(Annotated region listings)
-----

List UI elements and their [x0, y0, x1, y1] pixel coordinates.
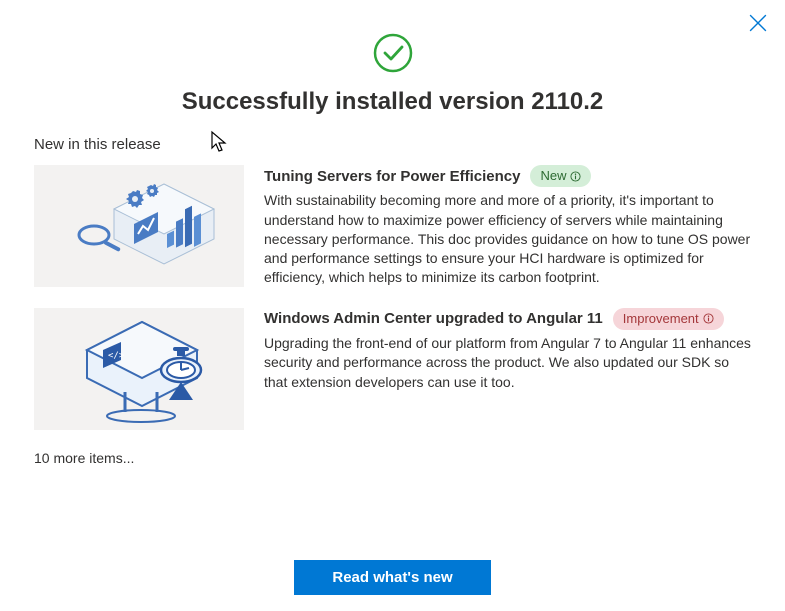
release-title-row: Tuning Servers for Power Efficiency New: [264, 165, 751, 187]
release-thumbnail: [34, 165, 244, 287]
more-items-link[interactable]: 10 more items...: [0, 450, 785, 466]
release-title: Tuning Servers for Power Efficiency: [264, 166, 520, 187]
release-body: Tuning Servers for Power Efficiency New …: [264, 165, 751, 288]
read-whats-new-button[interactable]: Read what's new: [294, 560, 490, 595]
new-badge: New: [530, 165, 591, 187]
release-title-row: Windows Admin Center upgraded to Angular…: [264, 308, 751, 330]
svg-text:</>: </>: [108, 351, 125, 361]
info-icon: [570, 171, 581, 182]
release-description: Upgrading the front-end of our platform …: [264, 334, 751, 392]
angular-upgrade-illustration-icon: </>: [59, 314, 219, 424]
release-notes-section: New in this release: [0, 136, 785, 430]
improvement-badge: Improvement: [613, 308, 724, 330]
page-title: Successfully installed version 2110.2: [0, 88, 785, 116]
close-button[interactable]: [749, 14, 767, 32]
header: Successfully installed version 2110.2: [0, 0, 785, 116]
release-body: Windows Admin Center upgraded to Angular…: [264, 308, 751, 430]
release-thumbnail: </>: [34, 308, 244, 430]
badge-label: Improvement: [623, 310, 699, 328]
release-item: </> Windows Admin Ce: [34, 308, 751, 430]
release-description: With sustainability becoming more and mo…: [264, 191, 751, 288]
footer: Read what's new: [0, 560, 785, 595]
section-heading: New in this release: [34, 136, 751, 153]
success-check-icon: [372, 32, 414, 74]
server-tuning-illustration-icon: [59, 176, 219, 276]
badge-label: New: [540, 167, 566, 185]
release-item: Tuning Servers for Power Efficiency New …: [34, 165, 751, 288]
close-icon: [749, 14, 767, 32]
release-title: Windows Admin Center upgraded to Angular…: [264, 308, 603, 329]
info-icon: [703, 313, 714, 324]
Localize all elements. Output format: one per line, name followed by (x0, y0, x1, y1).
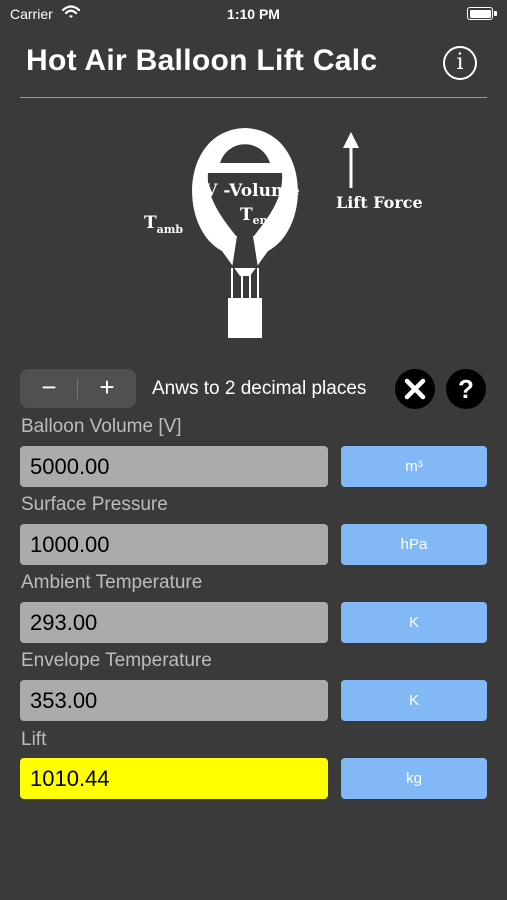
pressure-unit-button[interactable]: hPa (341, 524, 487, 565)
pressure-label-text: Surface Pressure (21, 494, 168, 515)
increment-button[interactable]: + (78, 369, 136, 408)
header-divider (20, 97, 487, 98)
pressure-input[interactable]: 1000.00 (20, 524, 328, 565)
t-env-label: T (240, 205, 253, 225)
volume-unit-button[interactable]: m³ (341, 446, 487, 487)
svg-text:Tamb: Tamb (144, 213, 183, 236)
lift-unit-button[interactable]: kg (341, 758, 487, 799)
status-bar: Carrier 1:10 PM (0, 0, 507, 30)
decimal-stepper[interactable]: − + (20, 369, 136, 408)
ambient-temp-input[interactable]: 293.00 (20, 602, 328, 643)
balloon-basket (228, 298, 262, 338)
lift-force-label: Lift Force (336, 193, 423, 212)
battery-icon (467, 7, 497, 20)
envelope-temp-unit-button[interactable]: K (341, 680, 487, 721)
clear-button[interactable] (395, 369, 435, 409)
decrement-button[interactable]: − (20, 369, 78, 408)
volume-input[interactable]: 5000.00 (20, 446, 328, 487)
t-amb-sub: amb (157, 223, 184, 236)
lift-label-text: Lift (21, 729, 47, 750)
page-title: Hot Air Balloon Lift Calc (26, 44, 378, 77)
volume-label: V -Volume (203, 181, 300, 201)
envelope-temp-input[interactable]: 353.00 (20, 680, 328, 721)
envelope-temp-label-text: Envelope Temperature (21, 650, 212, 671)
volume-label-text: Balloon Volume [V] (21, 416, 182, 437)
close-icon (404, 378, 426, 400)
lift-result: 1010.44 (20, 758, 328, 799)
status-time: 1:10 PM (227, 6, 280, 22)
t-amb-label: T (144, 213, 157, 233)
help-button[interactable]: ? (446, 369, 486, 409)
info-icon[interactable]: i (443, 46, 477, 80)
balloon-diagram: V -Volume Tenv Tamb Lift Force (140, 118, 440, 343)
precision-label: Anws to 2 decimal places (152, 378, 367, 399)
t-env-sub: env (253, 214, 275, 227)
ambient-temp-unit-button[interactable]: K (341, 602, 487, 643)
ambient-temp-label-text: Ambient Temperature (21, 572, 203, 593)
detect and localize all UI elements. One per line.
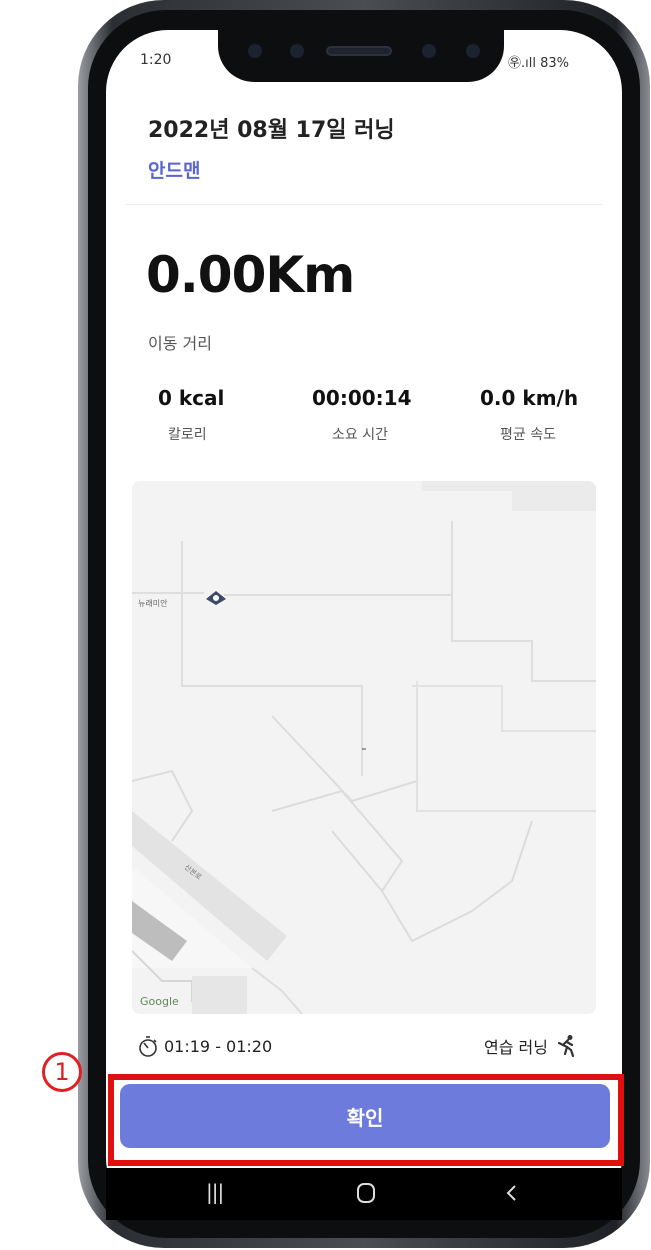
avg-speed-value: 0.0 km/h [480, 386, 579, 410]
duration-label: 소요 시간 [332, 427, 388, 443]
map-canvas: 산본로 [132, 481, 596, 1014]
confirm-button[interactable]: 확인 [120, 1084, 610, 1148]
calories-label: 칼로리 [168, 427, 207, 443]
step-badge: 1 [42, 1052, 82, 1092]
time-range: 01:19 - 01:20 [136, 1034, 272, 1058]
distance-value: 0.00Km [146, 246, 355, 304]
speaker-grille [326, 46, 392, 56]
calories-value: 0 kcal [158, 386, 225, 410]
home-icon[interactable] [356, 1182, 376, 1204]
duration-value: 00:00:14 [312, 386, 412, 410]
runner-icon [557, 1035, 575, 1058]
run-title: 2022년 08월 17일 러닝 [148, 118, 395, 143]
back-icon[interactable] [504, 1184, 518, 1202]
time-range-label: 01:19 - 01:20 [164, 1036, 273, 1056]
user-name[interactable]: 안드맨 [148, 156, 200, 183]
camera-icon [290, 44, 304, 58]
sensor-icon [248, 44, 262, 58]
sensor-icon [466, 44, 480, 58]
header-divider [126, 204, 602, 205]
stopwatch-icon [139, 1036, 157, 1057]
status-time: 1:20 [140, 52, 172, 68]
distance-label: 이동 거리 [148, 334, 212, 353]
route-map[interactable]: 산본로 뉴래미안 Google [132, 481, 596, 1014]
camera-notch [218, 18, 504, 82]
status-indicators: ㉾.ıll 83% [508, 56, 569, 71]
recents-icon[interactable]: ||| [206, 1180, 224, 1204]
google-logo: Google [140, 995, 179, 1008]
map-poi-label: 뉴래미안 [138, 599, 168, 608]
avg-speed-label: 평균 속도 [500, 427, 556, 443]
run-mode: 연습 러닝 [484, 1034, 578, 1058]
run-mode-label: 연습 러닝 [484, 1038, 548, 1057]
camera-icon [422, 44, 436, 58]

-----

Please repeat every row above line for line, with nothing changed, and leave out the pictures.

List UI elements and their [x0, y0, x1, y1] pixel coordinates.
release-title-row: Tuning Servers for Power Efficiency New: [264, 165, 751, 187]
release-thumbnail: [34, 165, 244, 287]
more-items-link[interactable]: 10 more items...: [0, 450, 785, 466]
release-title: Tuning Servers for Power Efficiency: [264, 166, 520, 187]
release-body: Tuning Servers for Power Efficiency New …: [264, 165, 751, 288]
read-whats-new-button[interactable]: Read what's new: [294, 560, 490, 595]
new-badge: New: [530, 165, 591, 187]
release-title-row: Windows Admin Center upgraded to Angular…: [264, 308, 751, 330]
svg-text:</>: </>: [108, 351, 125, 361]
info-icon: [570, 171, 581, 182]
release-description: Upgrading the front-end of our platform …: [264, 334, 751, 392]
angular-upgrade-illustration-icon: </>: [59, 314, 219, 424]
release-notes-section: New in this release: [0, 136, 785, 430]
improvement-badge: Improvement: [613, 308, 724, 330]
page-title: Successfully installed version 2110.2: [0, 88, 785, 116]
close-button[interactable]: [749, 14, 767, 32]
header: Successfully installed version 2110.2: [0, 0, 785, 116]
release-body: Windows Admin Center upgraded to Angular…: [264, 308, 751, 430]
release-thumbnail: </>: [34, 308, 244, 430]
badge-label: Improvement: [623, 310, 699, 328]
release-item: </> Windows Admin Ce: [34, 308, 751, 430]
release-description: With sustainability becoming more and mo…: [264, 191, 751, 288]
footer: Read what's new: [0, 560, 785, 595]
section-heading: New in this release: [34, 136, 751, 153]
success-check-icon: [372, 32, 414, 74]
server-tuning-illustration-icon: [59, 176, 219, 276]
badge-label: New: [540, 167, 566, 185]
release-item: Tuning Servers for Power Efficiency New …: [34, 165, 751, 288]
close-icon: [749, 14, 767, 32]
release-title: Windows Admin Center upgraded to Angular…: [264, 308, 603, 329]
info-icon: [703, 313, 714, 324]
Localize all elements. Output format: one per line, name followed by (x0, y0, x1, y1).
pressure-unit-button[interactable]: hPa (341, 524, 487, 565)
pressure-label-text: Surface Pressure (21, 494, 168, 515)
increment-button[interactable]: + (78, 369, 136, 408)
header-divider (20, 97, 487, 98)
pressure-input[interactable]: 1000.00 (20, 524, 328, 565)
t-env-label: T (240, 205, 253, 225)
volume-unit-button[interactable]: m³ (341, 446, 487, 487)
svg-text:Tamb: Tamb (144, 213, 183, 236)
lift-unit-button[interactable]: kg (341, 758, 487, 799)
status-bar: Carrier 1:10 PM (0, 0, 507, 30)
decimal-stepper[interactable]: − + (20, 369, 136, 408)
ambient-temp-input[interactable]: 293.00 (20, 602, 328, 643)
balloon-basket (228, 298, 262, 338)
lift-force-label: Lift Force (336, 193, 423, 212)
battery-icon (467, 7, 497, 20)
envelope-temp-unit-button[interactable]: K (341, 680, 487, 721)
clear-button[interactable] (395, 369, 435, 409)
decrement-button[interactable]: − (20, 369, 78, 408)
volume-input[interactable]: 5000.00 (20, 446, 328, 487)
t-amb-sub: amb (157, 223, 184, 236)
lift-label-text: Lift (21, 729, 47, 750)
page-title: Hot Air Balloon Lift Calc (26, 44, 378, 77)
volume-label: V -Volume (203, 181, 300, 201)
envelope-temp-input[interactable]: 353.00 (20, 680, 328, 721)
envelope-temp-label-text: Envelope Temperature (21, 650, 212, 671)
volume-label-text: Balloon Volume [V] (21, 416, 182, 437)
close-icon (404, 378, 426, 400)
lift-result: 1010.44 (20, 758, 328, 799)
status-time: 1:10 PM (227, 6, 280, 22)
t-amb-label: T (144, 213, 157, 233)
help-button[interactable]: ? (446, 369, 486, 409)
info-icon[interactable]: i (443, 46, 477, 80)
balloon-diagram: V -Volume Tenv Tamb Lift Force (140, 118, 440, 343)
precision-label: Anws to 2 decimal places (152, 378, 367, 399)
t-env-sub: env (253, 214, 275, 227)
ambient-temp-unit-button[interactable]: K (341, 602, 487, 643)
ambient-temp-label-text: Ambient Temperature (21, 572, 203, 593)
detect and localize all UI elements. One per line.
avg-speed-value: 0.0 km/h [480, 386, 579, 410]
duration-label: 소요 시간 [332, 427, 388, 443]
map-canvas: 산본로 [132, 481, 596, 1014]
confirm-button[interactable]: 확인 [120, 1084, 610, 1148]
calories-label: 칼로리 [168, 427, 207, 443]
step-badge: 1 [42, 1052, 82, 1092]
time-range: 01:19 - 01:20 [136, 1034, 272, 1058]
distance-value: 0.00Km [146, 246, 355, 304]
speaker-grille [326, 46, 392, 56]
calories-value: 0 kcal [158, 386, 225, 410]
home-icon[interactable] [356, 1182, 376, 1204]
duration-value: 00:00:14 [312, 386, 412, 410]
runner-icon [557, 1035, 575, 1058]
run-title: 2022년 08월 17일 러닝 [148, 118, 395, 143]
back-icon[interactable] [504, 1184, 518, 1202]
time-range-label: 01:19 - 01:20 [164, 1036, 273, 1056]
user-name[interactable]: 안드맨 [148, 156, 200, 183]
camera-icon [290, 44, 304, 58]
sensor-icon [248, 44, 262, 58]
sensor-icon [466, 44, 480, 58]
header-divider [126, 204, 602, 205]
stopwatch-icon [139, 1036, 157, 1057]
status-time: 1:20 [140, 52, 172, 68]
distance-label: 이동 거리 [148, 334, 212, 353]
route-map[interactable]: 산본로 뉴래미안 Google [132, 481, 596, 1014]
camera-notch [218, 18, 504, 82]
status-indicators: ㉾.ıll 83% [508, 56, 569, 71]
recents-icon[interactable]: ||| [206, 1180, 224, 1204]
google-logo: Google [140, 995, 179, 1008]
map-poi-label: 뉴래미안 [138, 599, 168, 608]
avg-speed-label: 평균 속도 [500, 427, 556, 443]
run-mode: 연습 러닝 [484, 1034, 578, 1058]
run-mode-label: 연습 러닝 [484, 1038, 548, 1057]
camera-icon [422, 44, 436, 58]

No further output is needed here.